Locate the lines that hold the string "title". Copy every such line.

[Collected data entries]
▽
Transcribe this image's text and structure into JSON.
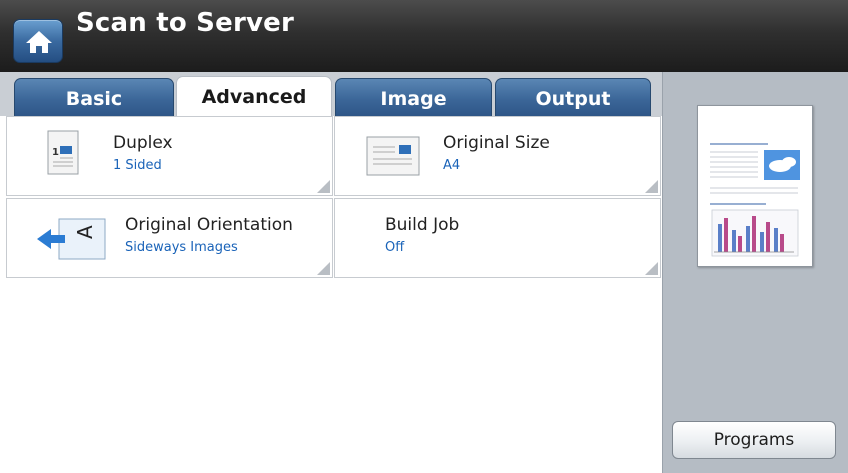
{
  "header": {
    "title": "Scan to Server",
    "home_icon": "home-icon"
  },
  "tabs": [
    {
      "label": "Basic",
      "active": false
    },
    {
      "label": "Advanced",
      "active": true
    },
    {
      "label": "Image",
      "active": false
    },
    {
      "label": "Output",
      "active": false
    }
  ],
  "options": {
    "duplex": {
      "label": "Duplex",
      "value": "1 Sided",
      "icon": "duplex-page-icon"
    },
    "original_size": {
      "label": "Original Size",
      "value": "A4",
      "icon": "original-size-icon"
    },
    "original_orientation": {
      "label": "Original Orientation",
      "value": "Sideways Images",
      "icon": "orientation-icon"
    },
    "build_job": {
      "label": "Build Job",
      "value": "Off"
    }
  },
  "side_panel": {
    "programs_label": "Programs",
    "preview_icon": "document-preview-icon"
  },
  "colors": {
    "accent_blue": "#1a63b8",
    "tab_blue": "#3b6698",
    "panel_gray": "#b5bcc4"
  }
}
△
▽
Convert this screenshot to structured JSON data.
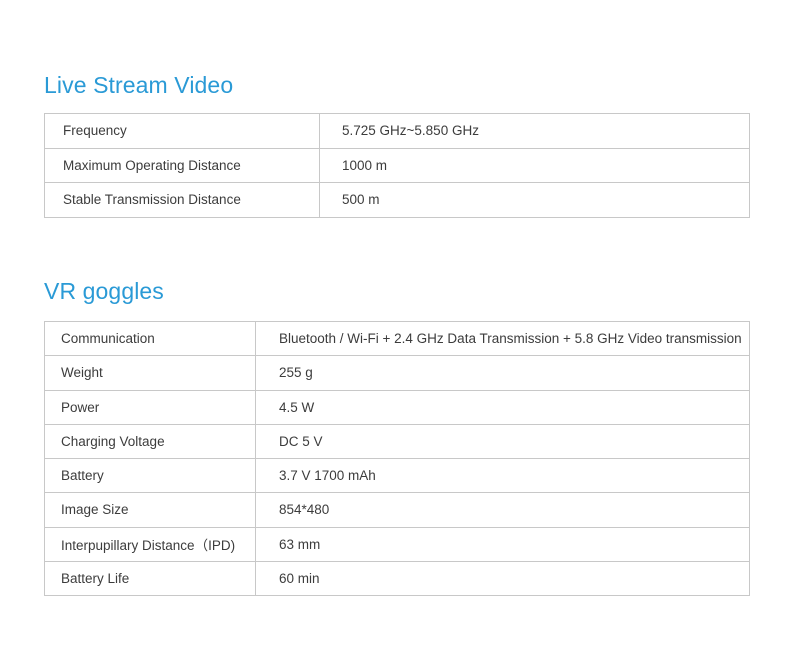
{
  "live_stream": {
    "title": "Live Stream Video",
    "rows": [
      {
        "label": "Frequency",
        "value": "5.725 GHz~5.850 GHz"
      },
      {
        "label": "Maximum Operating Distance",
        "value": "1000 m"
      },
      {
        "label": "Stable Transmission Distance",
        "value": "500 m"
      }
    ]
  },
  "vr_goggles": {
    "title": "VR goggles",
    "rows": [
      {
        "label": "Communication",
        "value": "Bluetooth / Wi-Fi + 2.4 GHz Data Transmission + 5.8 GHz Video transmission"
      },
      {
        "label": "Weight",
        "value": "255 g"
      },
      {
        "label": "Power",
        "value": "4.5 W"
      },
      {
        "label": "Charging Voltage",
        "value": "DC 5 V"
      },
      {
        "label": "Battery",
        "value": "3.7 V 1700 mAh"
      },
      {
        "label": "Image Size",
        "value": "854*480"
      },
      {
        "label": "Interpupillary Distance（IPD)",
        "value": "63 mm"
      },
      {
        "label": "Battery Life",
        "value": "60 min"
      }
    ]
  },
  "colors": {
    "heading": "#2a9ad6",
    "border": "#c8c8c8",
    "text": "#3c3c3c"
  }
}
△
→ WRITTEN ANSWER
    "title": "Scan to Server",
    "title": "Live Stream Video",
    "title": "VR goggles",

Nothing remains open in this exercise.